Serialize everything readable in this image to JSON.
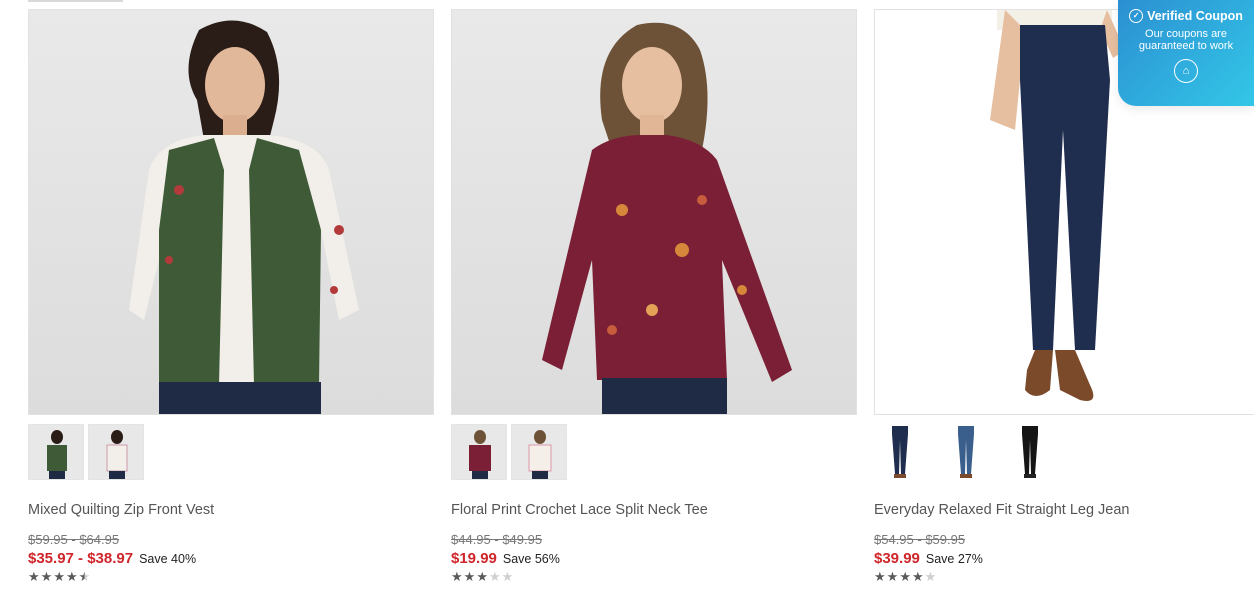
{
  "coupon": {
    "title": "Verified Coupon",
    "line1": "Our coupons are",
    "line2": "guaranteed to work",
    "icon": "home-icon"
  },
  "products": [
    {
      "name": "Mixed Quilting Zip Front Vest",
      "original_price": "$59.95 - $64.95",
      "sale_price": "$35.97 - $38.97",
      "savings": "Save 40%",
      "rating": 4.5,
      "thumbnail_count": 2,
      "colors": {
        "top": "#f2efea",
        "accent": "#3f5a36",
        "pants": "#1f2a44"
      }
    },
    {
      "name": "Floral Print Crochet Lace Split Neck Tee",
      "original_price": "$44.95 - $49.95",
      "sale_price": "$19.99",
      "savings": "Save 56%",
      "rating": 3,
      "thumbnail_count": 2,
      "colors": {
        "top": "#7a1f35",
        "accent": "#d6873a",
        "pants": "#1f2a44"
      }
    },
    {
      "name": "Everyday Relaxed Fit Straight Leg Jean",
      "original_price": "$54.95 - $59.95",
      "sale_price": "$39.99",
      "savings": "Save 27%",
      "rating": 4,
      "thumbnail_count": 3,
      "colors": {
        "top": "#f3f0e8",
        "accent": "#7b4a2a",
        "pants": "#1f2d4e"
      }
    }
  ],
  "colors": {
    "sale": "#d0262b",
    "coupon_start": "#2b8fd1",
    "coupon_end": "#33c7e8"
  }
}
# # # # # # #
BRIEF -
All the records above need to be given again word for word. Skip the pictures.

TASK ANSWER -
Serialize everything readable in this image to JSON.
{
  "coupon": {
    "title": "Verified Coupon",
    "line1": "Our coupons are",
    "line2": "guaranteed to work",
    "icon": "home-icon"
  },
  "products": [
    {
      "name": "Mixed Quilting Zip Front Vest",
      "original_price": "$59.95 - $64.95",
      "sale_price": "$35.97 - $38.97",
      "savings": "Save 40%",
      "rating": 4.5,
      "thumbnail_count": 2,
      "colors": {
        "top": "#f2efea",
        "accent": "#3f5a36",
        "pants": "#1f2a44"
      }
    },
    {
      "name": "Floral Print Crochet Lace Split Neck Tee",
      "original_price": "$44.95 - $49.95",
      "sale_price": "$19.99",
      "savings": "Save 56%",
      "rating": 3,
      "thumbnail_count": 2,
      "colors": {
        "top": "#7a1f35",
        "accent": "#d6873a",
        "pants": "#1f2a44"
      }
    },
    {
      "name": "Everyday Relaxed Fit Straight Leg Jean",
      "original_price": "$54.95 - $59.95",
      "sale_price": "$39.99",
      "savings": "Save 27%",
      "rating": 4,
      "thumbnail_count": 3,
      "colors": {
        "top": "#f3f0e8",
        "accent": "#7b4a2a",
        "pants": "#1f2d4e"
      }
    }
  ],
  "colors": {
    "sale": "#d0262b",
    "coupon_start": "#2b8fd1",
    "coupon_end": "#33c7e8"
  }
}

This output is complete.